=== GIVEN ENTRIES ===
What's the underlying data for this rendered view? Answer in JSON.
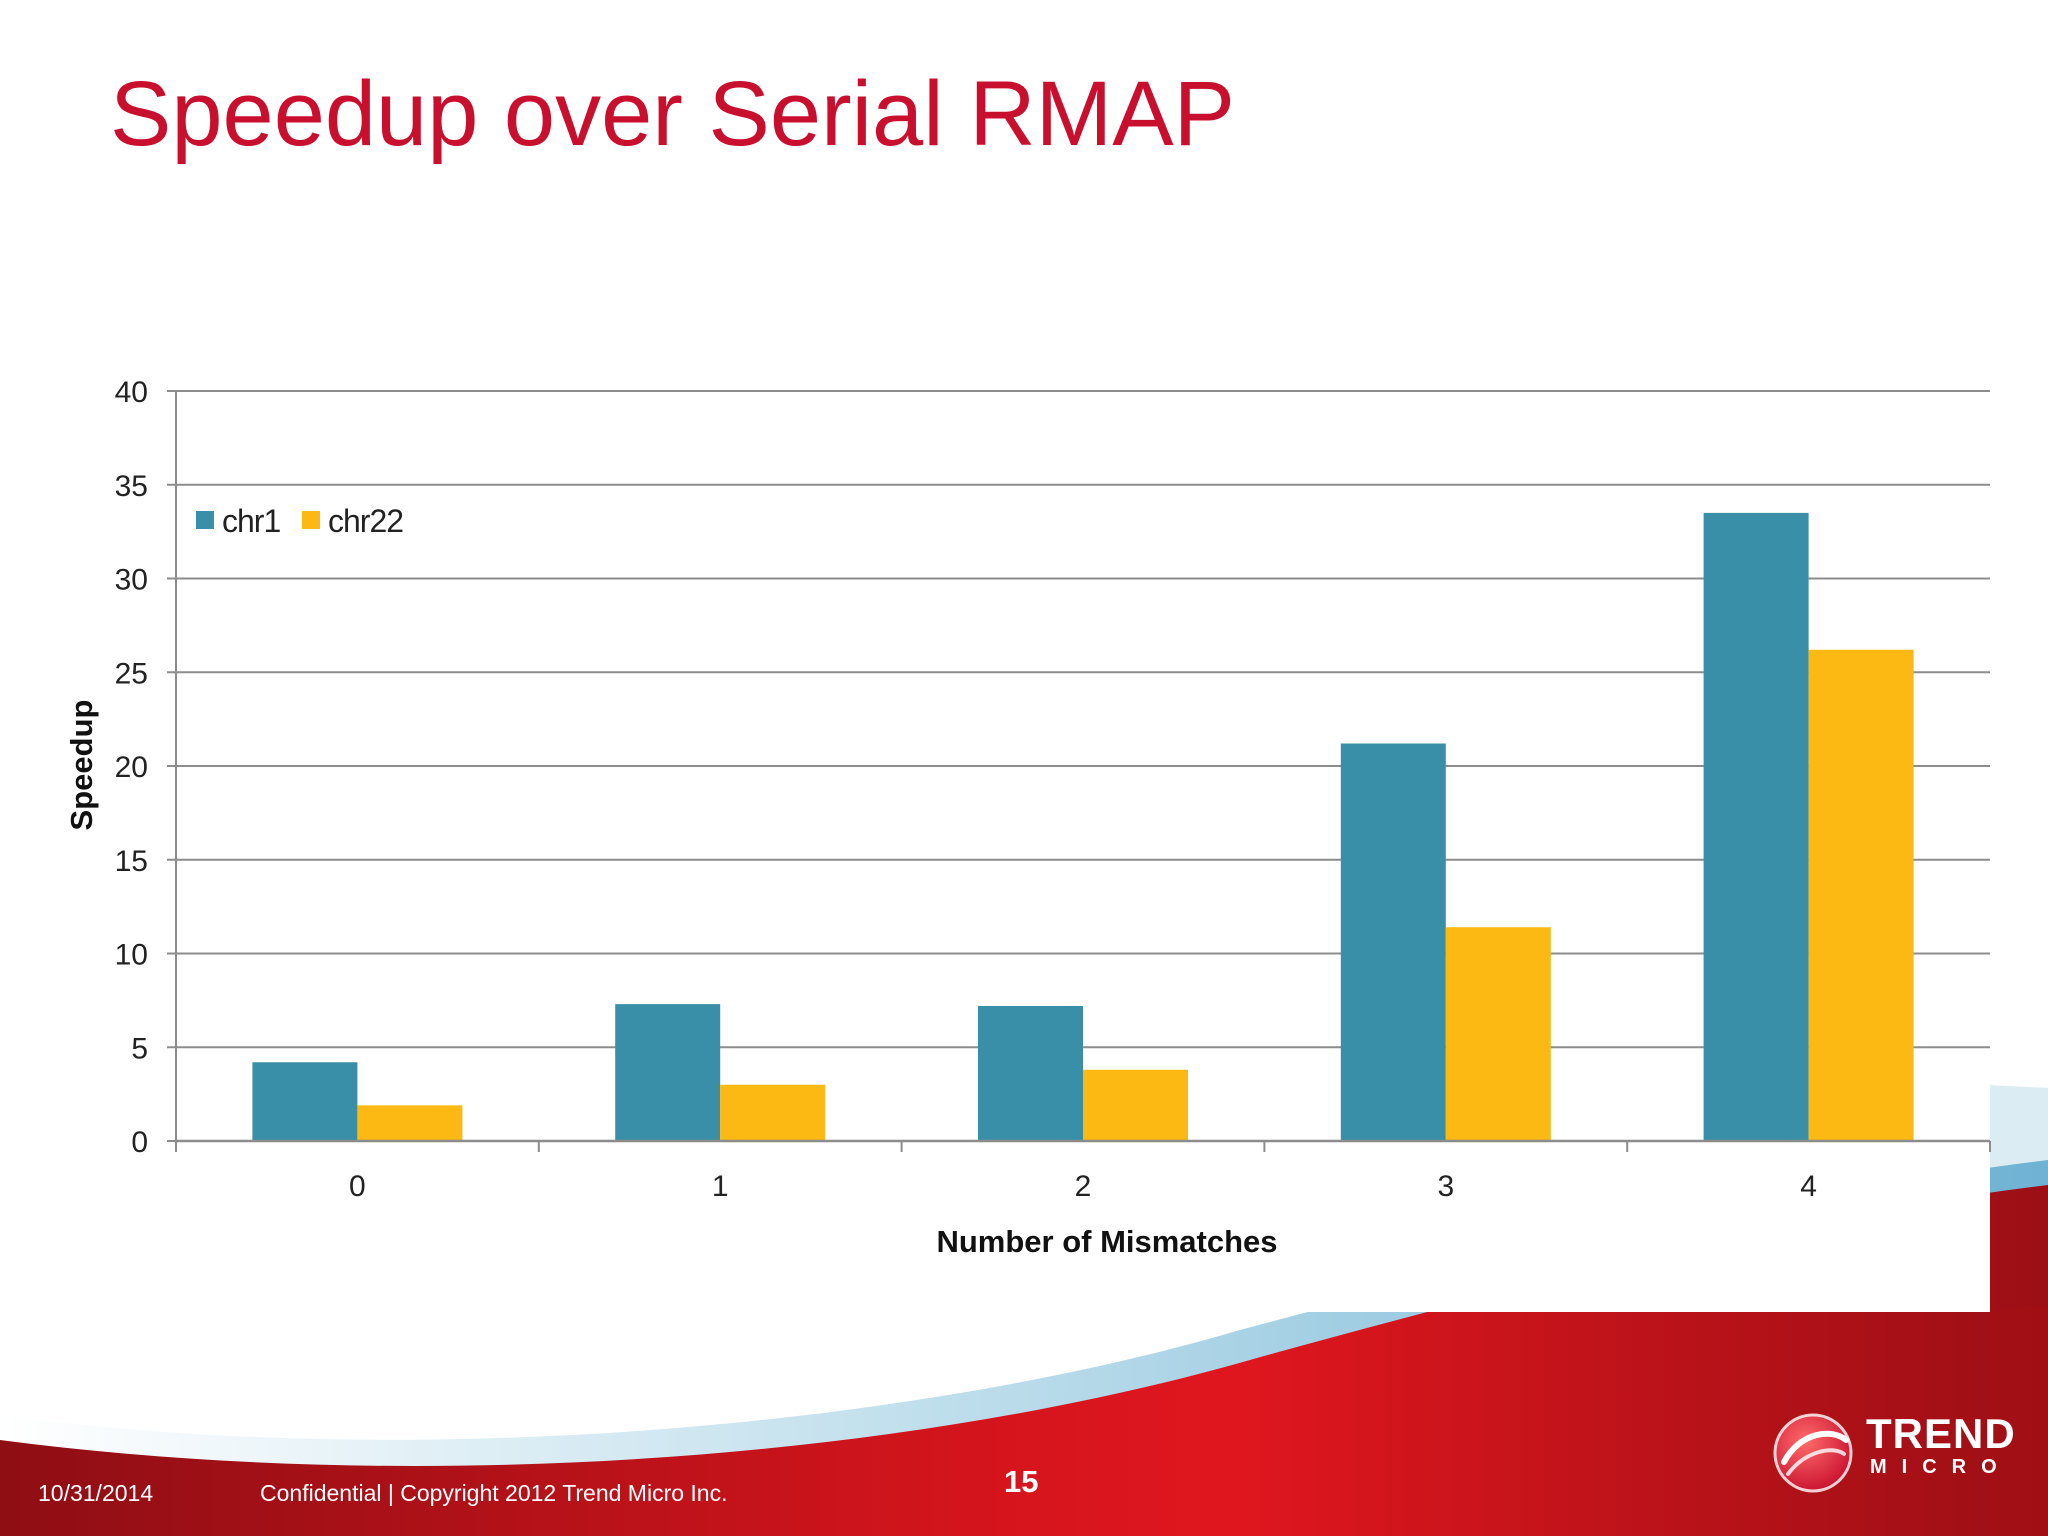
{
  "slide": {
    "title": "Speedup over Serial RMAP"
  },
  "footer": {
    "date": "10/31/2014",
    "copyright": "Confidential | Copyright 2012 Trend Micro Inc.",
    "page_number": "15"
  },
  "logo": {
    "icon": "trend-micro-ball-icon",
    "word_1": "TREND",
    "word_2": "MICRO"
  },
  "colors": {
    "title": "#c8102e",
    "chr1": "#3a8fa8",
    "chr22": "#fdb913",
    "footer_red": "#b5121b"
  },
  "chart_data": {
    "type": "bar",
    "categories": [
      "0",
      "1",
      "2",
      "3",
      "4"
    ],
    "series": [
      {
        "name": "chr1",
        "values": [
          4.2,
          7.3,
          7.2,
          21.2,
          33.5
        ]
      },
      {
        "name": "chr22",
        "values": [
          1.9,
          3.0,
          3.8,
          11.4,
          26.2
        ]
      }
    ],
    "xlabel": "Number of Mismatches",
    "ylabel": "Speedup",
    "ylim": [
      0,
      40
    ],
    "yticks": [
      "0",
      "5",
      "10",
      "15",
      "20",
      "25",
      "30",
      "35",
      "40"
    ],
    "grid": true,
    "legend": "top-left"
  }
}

=== TASK GOAL ===
Go through the material above and count the lines that contain "title"; answer with the number alone.

=== PROBLEM SOLUTION ===
2